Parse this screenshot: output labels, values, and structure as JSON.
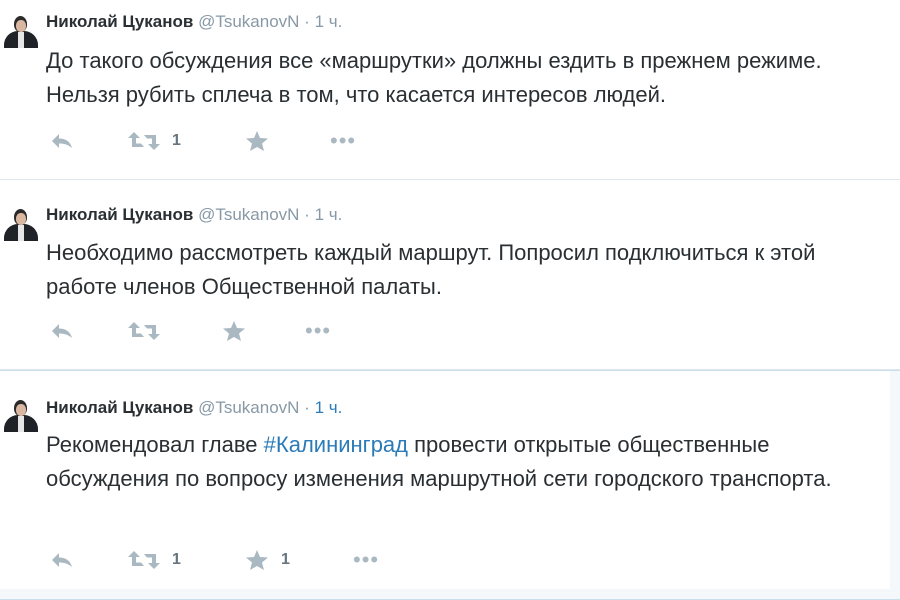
{
  "colors": {
    "name": "#292f33",
    "meta": "#8899a6",
    "link": "#2b7bb9",
    "icon": "#aab8c2"
  },
  "tweets": [
    {
      "author_name": "Николай Цуканов",
      "author_handle": "@TsukanovN",
      "separator": "·",
      "time": "1 ч.",
      "text": "До такого обсуждения все «маршрутки» должны ездить в прежнем режиме. Нельзя рубить сплеча в том, что касается интересов людей.",
      "retweet_count": "1",
      "favorite_count": ""
    },
    {
      "author_name": "Николай Цуканов",
      "author_handle": "@TsukanovN",
      "separator": "·",
      "time": "1 ч.",
      "text": "Необходимо рассмотреть каждый маршрут. Попросил подключиться к этой работе членов Общественной палаты.",
      "retweet_count": "",
      "favorite_count": ""
    },
    {
      "author_name": "Николай Цуканов",
      "author_handle": "@TsukanovN",
      "separator": "·",
      "time": "1 ч.",
      "text_before": "Рекомендовал главе ",
      "hashtag": "#Калининград",
      "text_after": " провести открытые общественные обсуждения по вопросу изменения маршрутной сети городского транспорта.",
      "retweet_count": "1",
      "favorite_count": "1"
    }
  ],
  "icons": {
    "reply": "reply-icon",
    "retweet": "retweet-icon",
    "favorite": "star-icon",
    "more": "more-icon"
  },
  "more_label": "•••"
}
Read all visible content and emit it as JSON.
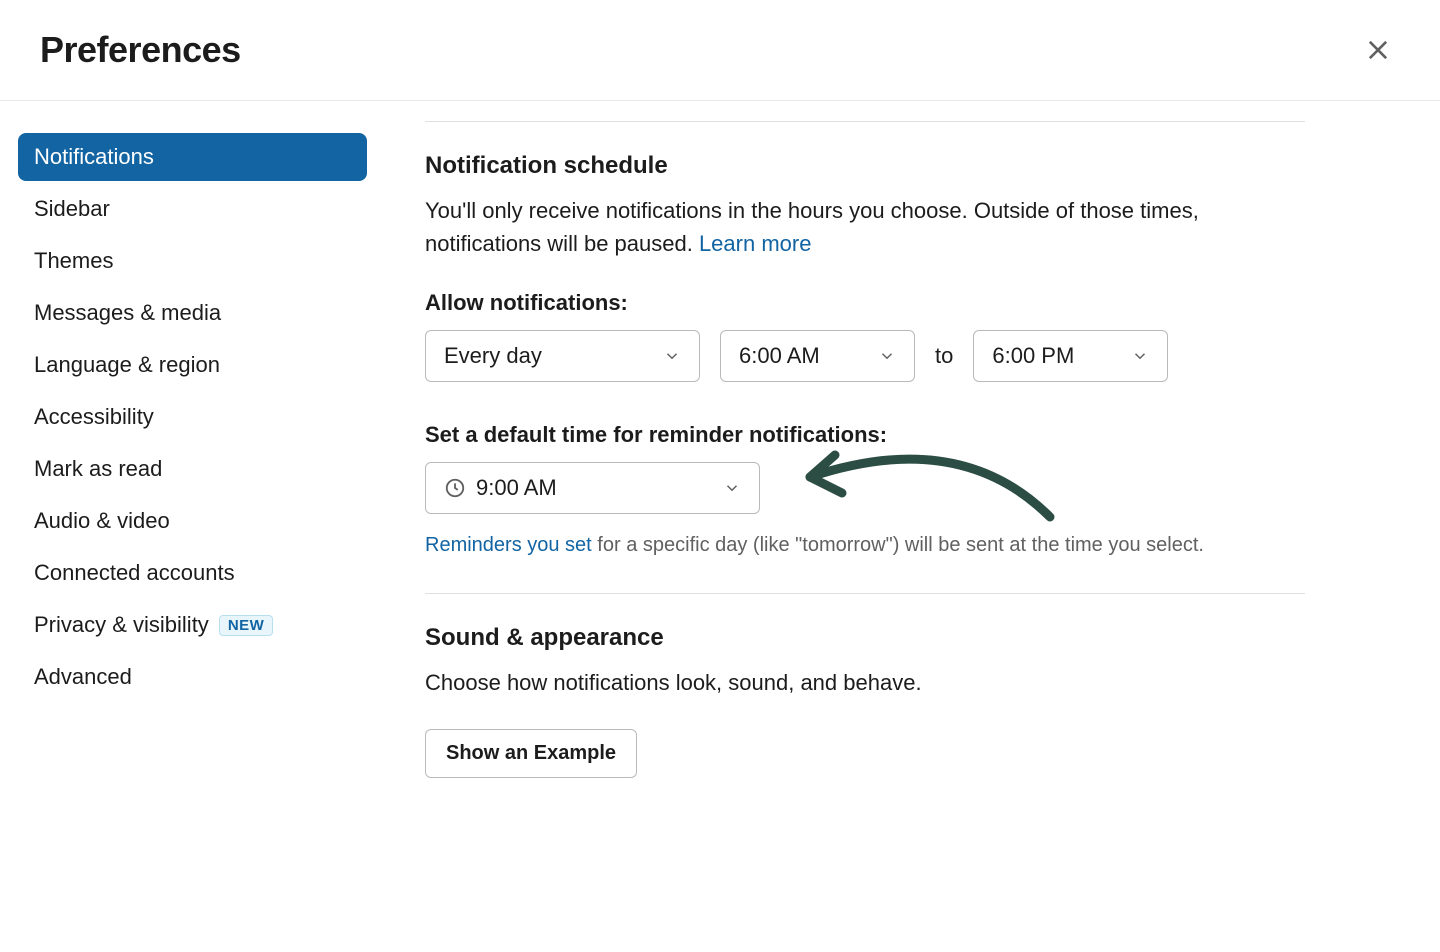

● ● ● ●

* [Required work]: Quote the data exactly, leaving every image out of the copy.

* [Solution to this exercise]:
Parse this screenshot: output labels, values, and structure as JSON.
{
  "colors": {
    "name": "#292f33",
    "meta": "#8899a6",
    "link": "#2b7bb9",
    "icon": "#aab8c2"
  },
  "tweets": [
    {
      "author_name": "Николай Цуканов",
      "author_handle": "@TsukanovN",
      "separator": "·",
      "time": "1 ч.",
      "text": "До такого обсуждения все «маршрутки» должны ездить в прежнем режиме. Нельзя рубить сплеча в том, что касается интересов людей.",
      "retweet_count": "1",
      "favorite_count": ""
    },
    {
      "author_name": "Николай Цуканов",
      "author_handle": "@TsukanovN",
      "separator": "·",
      "time": "1 ч.",
      "text": "Необходимо рассмотреть каждый маршрут. Попросил подключиться к этой работе членов Общественной палаты.",
      "retweet_count": "",
      "favorite_count": ""
    },
    {
      "author_name": "Николай Цуканов",
      "author_handle": "@TsukanovN",
      "separator": "·",
      "time": "1 ч.",
      "text_before": "Рекомендовал главе ",
      "hashtag": "#Калининград",
      "text_after": " провести открытые общественные обсуждения по вопросу изменения маршрутной сети городского транспорта.",
      "retweet_count": "1",
      "favorite_count": "1"
    }
  ],
  "icons": {
    "reply": "reply-icon",
    "retweet": "retweet-icon",
    "favorite": "star-icon",
    "more": "more-icon"
  },
  "more_label": "•••"
}
Read all visible content and emit it as JSON.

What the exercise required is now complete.